### [Given data]
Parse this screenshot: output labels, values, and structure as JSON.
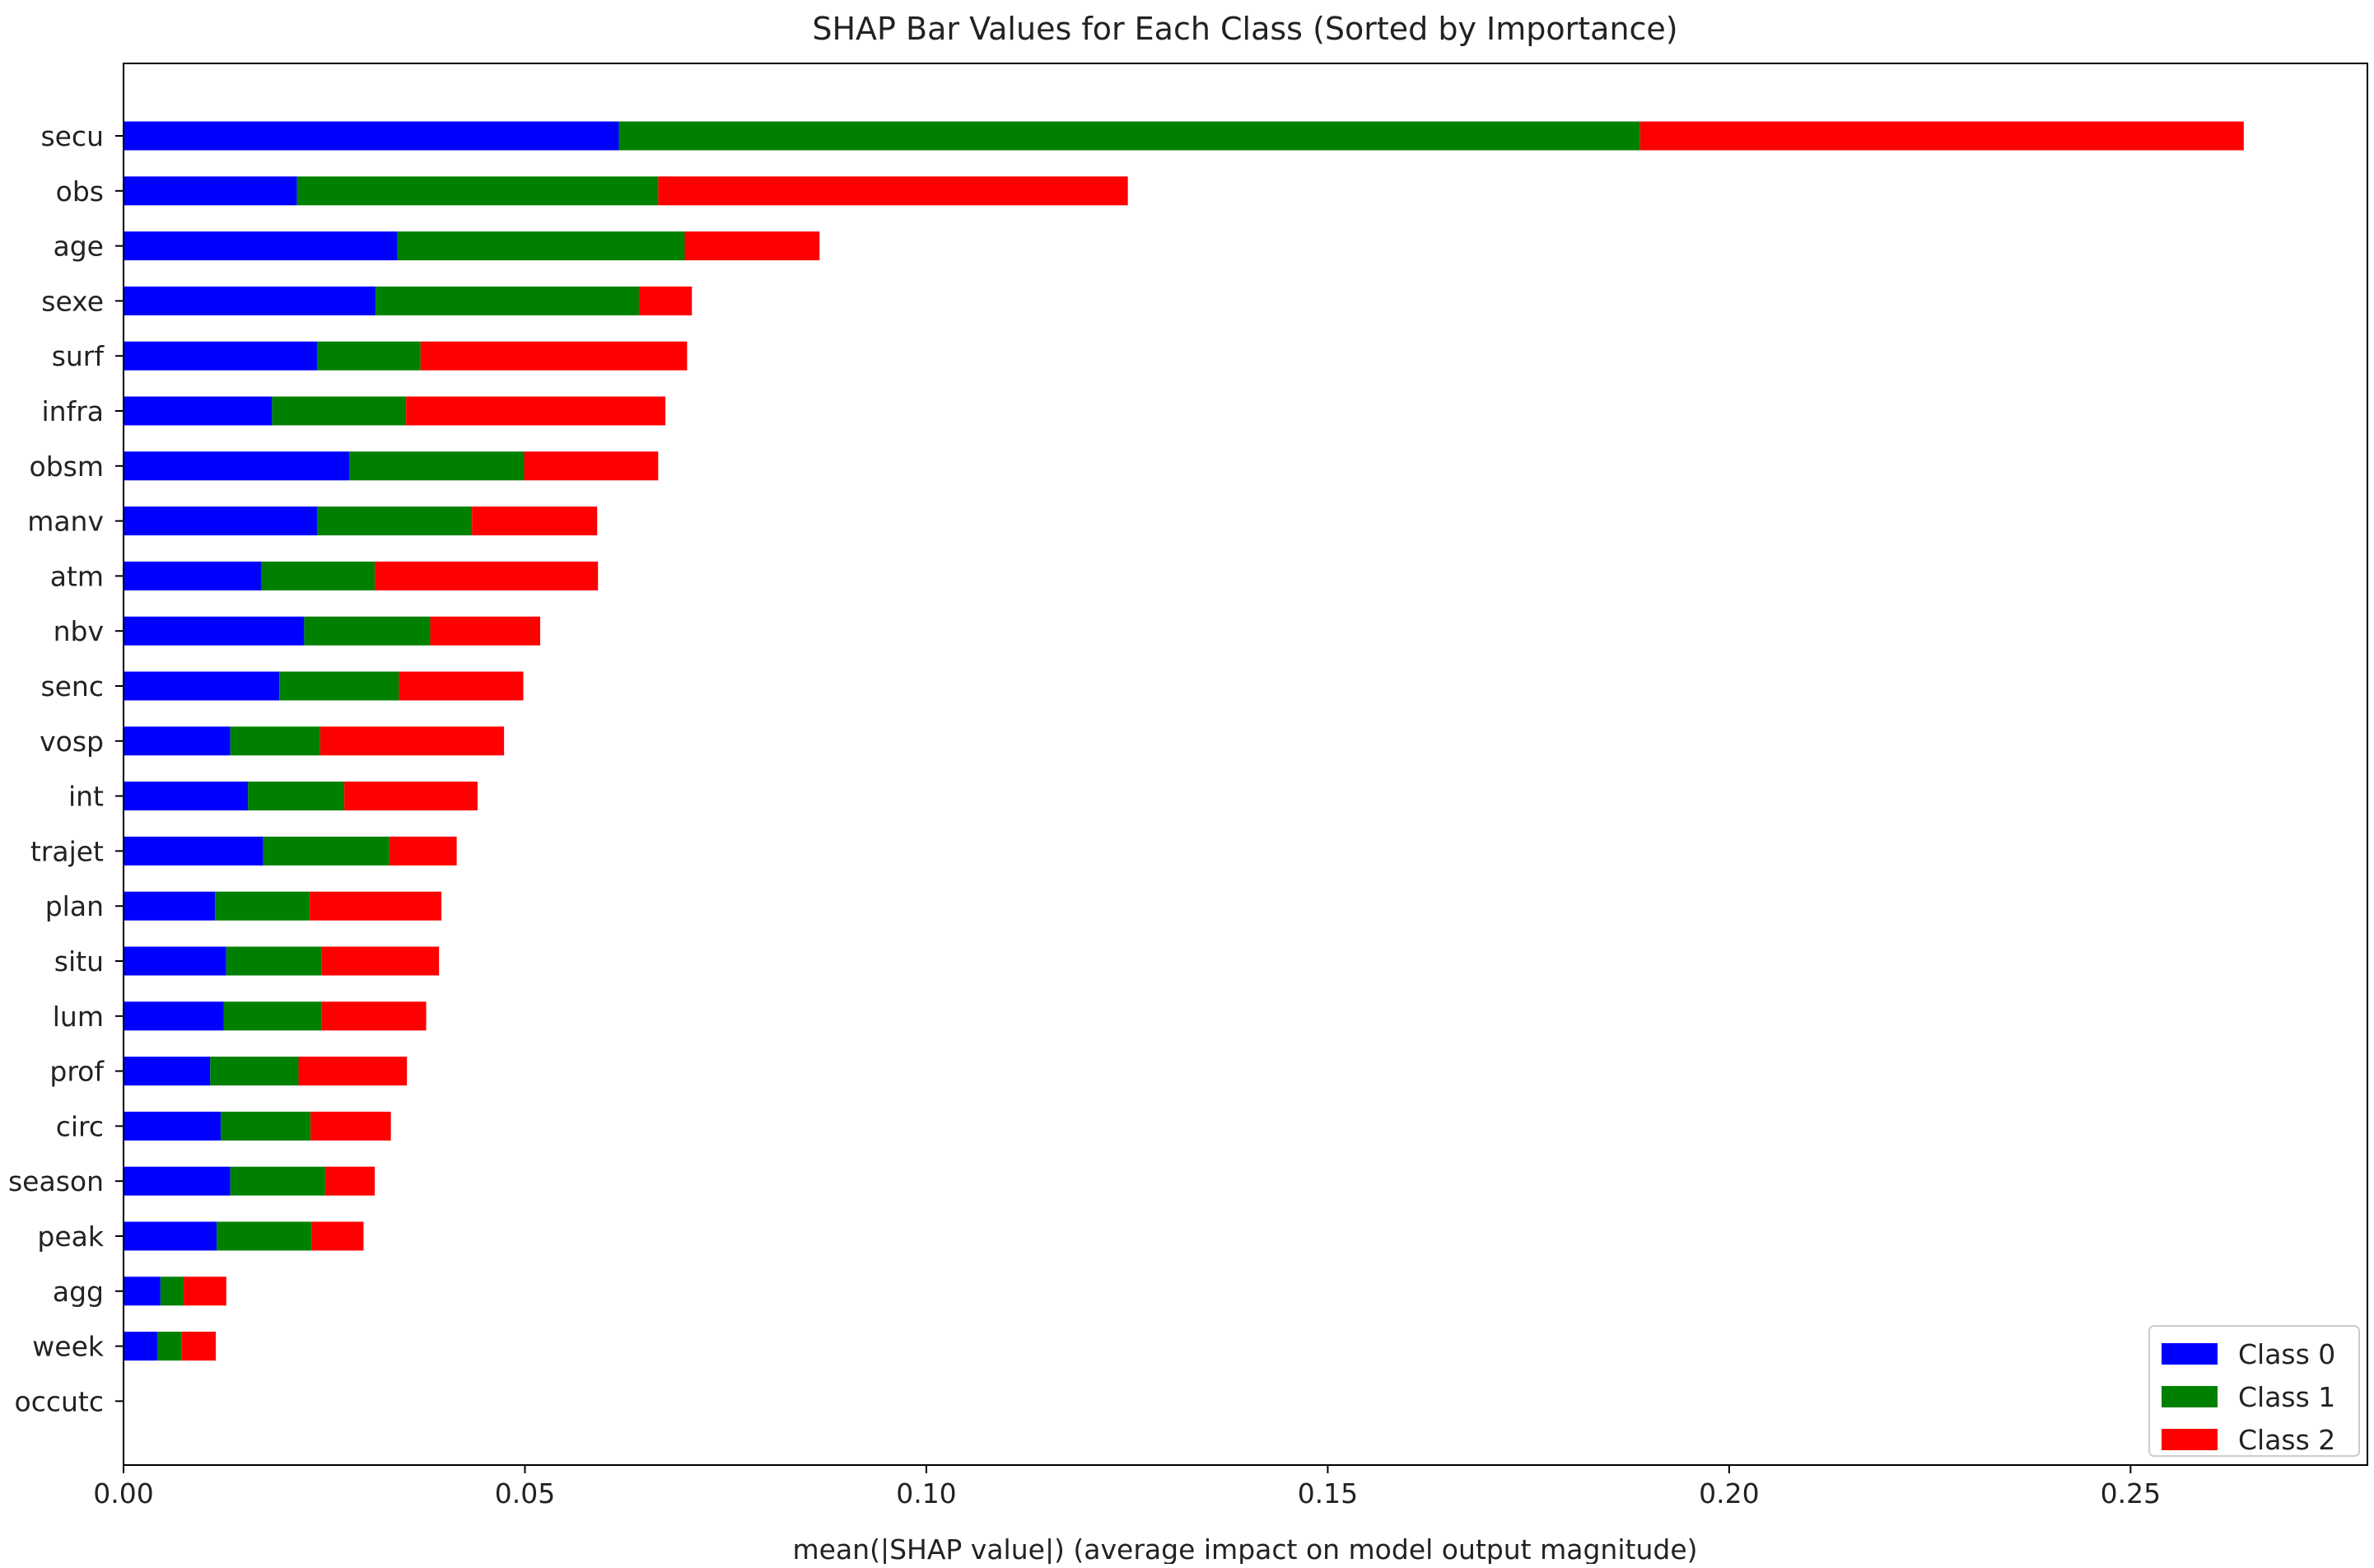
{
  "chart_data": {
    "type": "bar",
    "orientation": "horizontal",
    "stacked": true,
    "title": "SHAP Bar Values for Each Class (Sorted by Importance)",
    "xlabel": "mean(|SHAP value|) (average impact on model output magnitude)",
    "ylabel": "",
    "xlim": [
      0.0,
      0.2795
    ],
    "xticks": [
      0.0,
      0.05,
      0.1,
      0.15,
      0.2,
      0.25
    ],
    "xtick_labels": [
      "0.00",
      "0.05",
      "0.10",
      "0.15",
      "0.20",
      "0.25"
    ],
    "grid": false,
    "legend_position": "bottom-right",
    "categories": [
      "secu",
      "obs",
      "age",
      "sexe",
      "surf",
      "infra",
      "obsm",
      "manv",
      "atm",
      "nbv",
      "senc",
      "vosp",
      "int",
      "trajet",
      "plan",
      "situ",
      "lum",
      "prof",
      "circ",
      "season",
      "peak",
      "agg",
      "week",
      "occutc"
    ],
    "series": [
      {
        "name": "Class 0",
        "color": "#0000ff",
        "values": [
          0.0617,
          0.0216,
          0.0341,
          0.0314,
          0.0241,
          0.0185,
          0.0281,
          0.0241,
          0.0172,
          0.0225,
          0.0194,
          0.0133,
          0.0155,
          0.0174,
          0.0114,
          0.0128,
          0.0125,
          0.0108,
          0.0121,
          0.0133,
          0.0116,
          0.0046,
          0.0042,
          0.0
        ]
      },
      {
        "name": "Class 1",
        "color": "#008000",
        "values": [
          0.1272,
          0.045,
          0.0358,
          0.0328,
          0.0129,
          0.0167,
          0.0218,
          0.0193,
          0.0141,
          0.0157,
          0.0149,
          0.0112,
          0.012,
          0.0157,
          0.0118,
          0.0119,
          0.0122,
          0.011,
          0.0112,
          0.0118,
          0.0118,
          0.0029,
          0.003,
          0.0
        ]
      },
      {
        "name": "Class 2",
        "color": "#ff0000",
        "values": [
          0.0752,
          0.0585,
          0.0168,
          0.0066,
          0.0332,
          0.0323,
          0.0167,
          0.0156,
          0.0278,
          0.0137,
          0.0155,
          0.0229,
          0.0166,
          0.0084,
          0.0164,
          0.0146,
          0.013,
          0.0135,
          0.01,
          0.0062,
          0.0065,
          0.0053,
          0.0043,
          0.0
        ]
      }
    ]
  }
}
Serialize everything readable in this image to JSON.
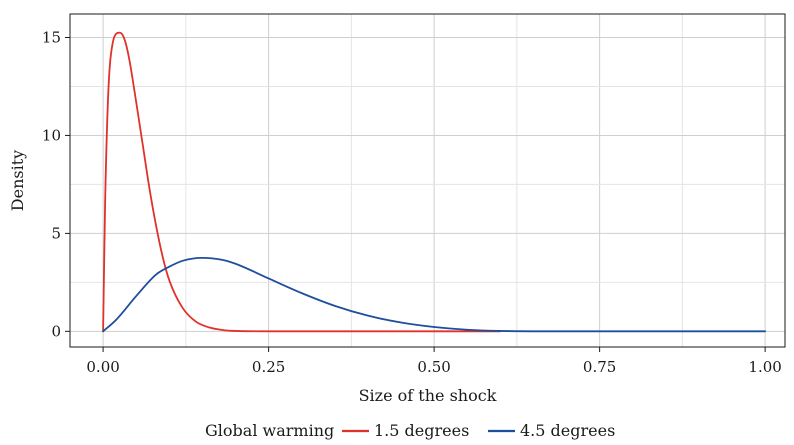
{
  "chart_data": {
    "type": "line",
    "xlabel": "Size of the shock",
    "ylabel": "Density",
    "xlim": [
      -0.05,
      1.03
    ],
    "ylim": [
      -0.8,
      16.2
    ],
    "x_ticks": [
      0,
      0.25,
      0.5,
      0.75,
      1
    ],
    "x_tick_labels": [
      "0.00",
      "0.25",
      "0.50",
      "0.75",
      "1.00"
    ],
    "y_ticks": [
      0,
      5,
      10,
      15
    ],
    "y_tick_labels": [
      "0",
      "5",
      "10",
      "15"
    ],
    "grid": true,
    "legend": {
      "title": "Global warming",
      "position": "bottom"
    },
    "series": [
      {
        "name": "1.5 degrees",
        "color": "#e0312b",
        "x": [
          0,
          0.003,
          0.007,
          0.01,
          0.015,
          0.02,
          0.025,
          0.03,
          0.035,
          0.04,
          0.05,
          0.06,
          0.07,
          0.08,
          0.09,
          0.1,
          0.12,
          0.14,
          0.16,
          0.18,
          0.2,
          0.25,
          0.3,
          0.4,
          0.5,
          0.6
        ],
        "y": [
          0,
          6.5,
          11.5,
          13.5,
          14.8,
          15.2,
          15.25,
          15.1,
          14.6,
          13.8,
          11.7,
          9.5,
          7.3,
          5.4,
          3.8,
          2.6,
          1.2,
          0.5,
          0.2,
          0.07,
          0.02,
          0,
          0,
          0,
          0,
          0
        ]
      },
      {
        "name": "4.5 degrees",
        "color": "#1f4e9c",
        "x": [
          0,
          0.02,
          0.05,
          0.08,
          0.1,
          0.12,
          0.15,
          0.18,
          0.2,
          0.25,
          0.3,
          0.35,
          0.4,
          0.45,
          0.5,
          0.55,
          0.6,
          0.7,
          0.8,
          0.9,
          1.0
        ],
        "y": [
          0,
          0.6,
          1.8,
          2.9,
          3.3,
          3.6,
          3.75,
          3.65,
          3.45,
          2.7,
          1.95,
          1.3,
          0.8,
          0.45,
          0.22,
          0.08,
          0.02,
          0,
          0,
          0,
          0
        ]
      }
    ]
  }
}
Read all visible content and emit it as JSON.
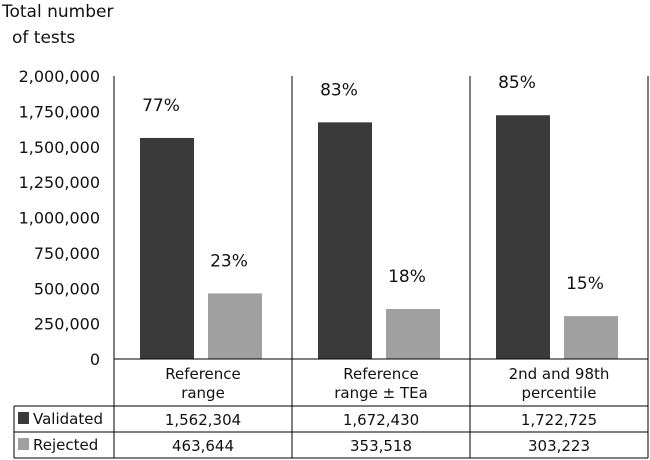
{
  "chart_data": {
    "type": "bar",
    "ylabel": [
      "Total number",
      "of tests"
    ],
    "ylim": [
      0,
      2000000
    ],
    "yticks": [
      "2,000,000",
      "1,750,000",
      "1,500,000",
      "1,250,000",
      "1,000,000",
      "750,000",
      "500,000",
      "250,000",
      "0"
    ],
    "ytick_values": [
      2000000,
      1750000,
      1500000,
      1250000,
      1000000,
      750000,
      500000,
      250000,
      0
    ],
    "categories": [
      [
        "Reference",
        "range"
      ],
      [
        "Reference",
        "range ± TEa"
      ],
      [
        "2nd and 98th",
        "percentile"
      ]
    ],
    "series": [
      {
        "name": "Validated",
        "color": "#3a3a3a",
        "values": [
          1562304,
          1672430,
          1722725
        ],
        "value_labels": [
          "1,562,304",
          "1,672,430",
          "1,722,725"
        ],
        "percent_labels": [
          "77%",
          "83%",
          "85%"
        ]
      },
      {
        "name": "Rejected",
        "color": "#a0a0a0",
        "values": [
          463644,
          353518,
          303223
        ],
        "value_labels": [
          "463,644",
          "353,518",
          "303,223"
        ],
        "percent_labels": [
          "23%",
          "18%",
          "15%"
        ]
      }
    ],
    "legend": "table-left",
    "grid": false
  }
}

### [Work to do]
Using the listing above, locate the lines that hold "this" and copy each one.

### [Written solution]
Parse this screenshot: output labels, values, and structure as JSON.
Serialize everything readable in this image to JSON.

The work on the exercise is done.